▶ **Task goal**
Identify the lines containing the word "Autistic". Copy each one.
_ _ _ _ _ _ _
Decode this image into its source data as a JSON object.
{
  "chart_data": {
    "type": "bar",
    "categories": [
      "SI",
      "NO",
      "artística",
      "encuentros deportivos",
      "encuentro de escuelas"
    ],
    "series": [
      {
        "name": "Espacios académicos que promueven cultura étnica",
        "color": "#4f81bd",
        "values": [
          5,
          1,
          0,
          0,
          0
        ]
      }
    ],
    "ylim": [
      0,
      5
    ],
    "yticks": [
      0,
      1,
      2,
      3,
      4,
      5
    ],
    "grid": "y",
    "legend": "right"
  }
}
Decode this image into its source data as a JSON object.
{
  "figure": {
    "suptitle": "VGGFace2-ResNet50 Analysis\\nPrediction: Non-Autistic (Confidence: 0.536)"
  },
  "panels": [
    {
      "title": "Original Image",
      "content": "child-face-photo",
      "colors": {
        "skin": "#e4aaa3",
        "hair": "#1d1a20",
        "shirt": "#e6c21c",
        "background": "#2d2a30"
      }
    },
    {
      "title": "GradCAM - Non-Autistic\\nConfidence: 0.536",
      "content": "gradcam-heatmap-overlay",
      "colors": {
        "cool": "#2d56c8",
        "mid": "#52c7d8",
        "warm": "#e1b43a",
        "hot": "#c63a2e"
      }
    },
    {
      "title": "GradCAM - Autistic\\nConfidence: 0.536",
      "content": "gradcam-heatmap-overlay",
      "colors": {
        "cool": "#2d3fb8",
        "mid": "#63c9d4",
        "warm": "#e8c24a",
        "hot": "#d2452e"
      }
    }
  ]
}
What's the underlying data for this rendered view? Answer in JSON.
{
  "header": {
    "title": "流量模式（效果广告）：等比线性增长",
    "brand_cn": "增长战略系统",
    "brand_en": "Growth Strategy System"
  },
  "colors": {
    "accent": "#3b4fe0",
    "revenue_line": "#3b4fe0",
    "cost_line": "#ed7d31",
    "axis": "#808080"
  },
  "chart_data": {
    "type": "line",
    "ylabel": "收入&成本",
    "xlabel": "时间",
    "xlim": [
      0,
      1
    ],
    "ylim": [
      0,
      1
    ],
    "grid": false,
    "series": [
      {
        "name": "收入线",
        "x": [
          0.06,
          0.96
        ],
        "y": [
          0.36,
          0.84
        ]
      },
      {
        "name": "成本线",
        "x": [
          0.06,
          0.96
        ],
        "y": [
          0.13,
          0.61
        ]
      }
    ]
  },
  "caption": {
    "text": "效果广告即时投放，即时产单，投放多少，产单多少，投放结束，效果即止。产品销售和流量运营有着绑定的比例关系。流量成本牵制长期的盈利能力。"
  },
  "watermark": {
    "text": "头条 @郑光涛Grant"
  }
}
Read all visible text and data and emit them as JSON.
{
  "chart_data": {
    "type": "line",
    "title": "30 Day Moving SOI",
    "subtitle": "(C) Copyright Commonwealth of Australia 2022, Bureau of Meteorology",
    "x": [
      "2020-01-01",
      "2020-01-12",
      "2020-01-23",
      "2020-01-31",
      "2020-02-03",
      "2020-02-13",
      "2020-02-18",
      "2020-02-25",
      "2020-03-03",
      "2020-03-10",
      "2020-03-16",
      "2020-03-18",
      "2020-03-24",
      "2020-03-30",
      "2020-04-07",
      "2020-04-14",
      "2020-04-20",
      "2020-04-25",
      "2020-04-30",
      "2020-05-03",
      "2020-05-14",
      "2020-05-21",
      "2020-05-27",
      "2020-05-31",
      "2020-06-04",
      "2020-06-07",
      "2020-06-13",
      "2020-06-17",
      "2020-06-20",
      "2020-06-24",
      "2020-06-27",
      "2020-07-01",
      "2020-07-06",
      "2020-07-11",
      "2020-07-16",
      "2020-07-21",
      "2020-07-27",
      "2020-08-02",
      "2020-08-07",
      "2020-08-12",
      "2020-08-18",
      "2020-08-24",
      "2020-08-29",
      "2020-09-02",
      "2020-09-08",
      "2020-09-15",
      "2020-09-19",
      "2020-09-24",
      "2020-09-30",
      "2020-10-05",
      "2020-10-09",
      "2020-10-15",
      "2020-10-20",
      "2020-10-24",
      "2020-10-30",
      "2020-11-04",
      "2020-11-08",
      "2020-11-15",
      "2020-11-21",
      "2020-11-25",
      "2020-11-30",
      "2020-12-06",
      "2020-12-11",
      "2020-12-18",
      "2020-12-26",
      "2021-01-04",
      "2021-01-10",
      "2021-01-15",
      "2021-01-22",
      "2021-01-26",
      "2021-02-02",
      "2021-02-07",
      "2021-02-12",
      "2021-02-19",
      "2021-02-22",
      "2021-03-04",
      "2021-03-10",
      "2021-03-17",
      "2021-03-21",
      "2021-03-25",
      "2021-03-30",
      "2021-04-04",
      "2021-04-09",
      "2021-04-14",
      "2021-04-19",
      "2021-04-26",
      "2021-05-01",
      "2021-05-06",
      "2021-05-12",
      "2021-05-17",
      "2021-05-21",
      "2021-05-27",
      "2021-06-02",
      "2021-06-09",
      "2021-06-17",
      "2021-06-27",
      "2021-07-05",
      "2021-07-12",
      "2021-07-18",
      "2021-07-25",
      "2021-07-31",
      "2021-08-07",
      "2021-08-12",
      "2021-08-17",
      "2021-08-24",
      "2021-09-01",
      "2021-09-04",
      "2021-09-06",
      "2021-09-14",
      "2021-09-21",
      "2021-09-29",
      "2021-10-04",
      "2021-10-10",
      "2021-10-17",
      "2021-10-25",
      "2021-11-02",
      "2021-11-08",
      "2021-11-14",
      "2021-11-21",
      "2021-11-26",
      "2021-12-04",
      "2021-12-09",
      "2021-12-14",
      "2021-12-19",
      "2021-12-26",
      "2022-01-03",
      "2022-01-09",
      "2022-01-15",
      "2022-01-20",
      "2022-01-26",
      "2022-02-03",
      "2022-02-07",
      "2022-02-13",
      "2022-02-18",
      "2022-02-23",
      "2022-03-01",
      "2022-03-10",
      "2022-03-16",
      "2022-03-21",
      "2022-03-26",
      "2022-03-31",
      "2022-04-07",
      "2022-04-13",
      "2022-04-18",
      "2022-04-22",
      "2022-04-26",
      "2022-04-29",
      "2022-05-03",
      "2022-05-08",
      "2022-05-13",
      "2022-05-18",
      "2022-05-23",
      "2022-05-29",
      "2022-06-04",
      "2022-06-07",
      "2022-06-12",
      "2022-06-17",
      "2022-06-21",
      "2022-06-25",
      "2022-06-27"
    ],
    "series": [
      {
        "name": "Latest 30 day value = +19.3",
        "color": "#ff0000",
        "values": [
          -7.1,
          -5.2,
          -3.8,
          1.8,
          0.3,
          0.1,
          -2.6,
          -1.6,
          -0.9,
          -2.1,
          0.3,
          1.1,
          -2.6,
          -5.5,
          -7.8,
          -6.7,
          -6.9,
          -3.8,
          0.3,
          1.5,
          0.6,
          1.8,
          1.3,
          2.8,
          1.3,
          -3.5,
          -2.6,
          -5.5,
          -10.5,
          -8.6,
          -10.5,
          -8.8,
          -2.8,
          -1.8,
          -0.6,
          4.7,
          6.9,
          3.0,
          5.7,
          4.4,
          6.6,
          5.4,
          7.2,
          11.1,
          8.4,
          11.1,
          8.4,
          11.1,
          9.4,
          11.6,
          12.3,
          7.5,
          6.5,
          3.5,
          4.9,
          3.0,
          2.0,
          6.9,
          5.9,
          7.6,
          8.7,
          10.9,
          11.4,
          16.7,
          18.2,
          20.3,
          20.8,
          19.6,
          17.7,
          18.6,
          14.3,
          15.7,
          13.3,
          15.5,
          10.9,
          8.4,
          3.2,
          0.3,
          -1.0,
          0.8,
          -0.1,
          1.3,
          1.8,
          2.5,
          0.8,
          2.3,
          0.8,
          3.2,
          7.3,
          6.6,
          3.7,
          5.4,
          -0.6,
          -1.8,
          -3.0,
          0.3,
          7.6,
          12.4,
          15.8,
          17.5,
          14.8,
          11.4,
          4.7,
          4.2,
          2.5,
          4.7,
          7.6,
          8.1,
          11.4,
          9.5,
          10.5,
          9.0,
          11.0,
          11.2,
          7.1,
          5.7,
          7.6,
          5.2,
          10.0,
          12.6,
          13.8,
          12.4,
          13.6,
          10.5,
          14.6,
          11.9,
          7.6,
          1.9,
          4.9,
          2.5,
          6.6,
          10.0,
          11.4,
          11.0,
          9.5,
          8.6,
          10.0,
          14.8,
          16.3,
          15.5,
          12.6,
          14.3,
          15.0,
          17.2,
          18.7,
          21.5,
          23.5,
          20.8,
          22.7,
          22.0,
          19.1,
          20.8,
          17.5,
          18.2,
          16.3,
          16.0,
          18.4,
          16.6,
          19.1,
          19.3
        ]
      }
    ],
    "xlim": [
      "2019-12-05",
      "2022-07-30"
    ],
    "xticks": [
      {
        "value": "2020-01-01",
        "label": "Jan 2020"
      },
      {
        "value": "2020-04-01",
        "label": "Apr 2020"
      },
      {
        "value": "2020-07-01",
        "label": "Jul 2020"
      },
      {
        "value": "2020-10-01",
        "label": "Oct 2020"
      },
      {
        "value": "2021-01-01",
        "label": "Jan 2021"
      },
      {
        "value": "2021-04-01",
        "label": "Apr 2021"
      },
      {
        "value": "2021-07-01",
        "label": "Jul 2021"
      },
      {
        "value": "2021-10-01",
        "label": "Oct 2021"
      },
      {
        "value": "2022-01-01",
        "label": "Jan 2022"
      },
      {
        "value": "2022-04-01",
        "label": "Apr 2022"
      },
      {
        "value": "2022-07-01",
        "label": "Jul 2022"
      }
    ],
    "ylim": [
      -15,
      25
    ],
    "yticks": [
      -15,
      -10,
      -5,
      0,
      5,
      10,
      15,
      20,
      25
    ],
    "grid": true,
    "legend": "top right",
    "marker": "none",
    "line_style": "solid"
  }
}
_ _ _ _ _ _ _
▶ **Finished exercise**
    "suptitle": "VGGFace2-ResNet50 Analysis\\nPrediction: Non-Autistic (Confidence: 0.536)"
      "title": "GradCAM - Non-Autistic\\nConfidence: 0.536",
      "title": "GradCAM - Autistic\\nConfidence: 0.536",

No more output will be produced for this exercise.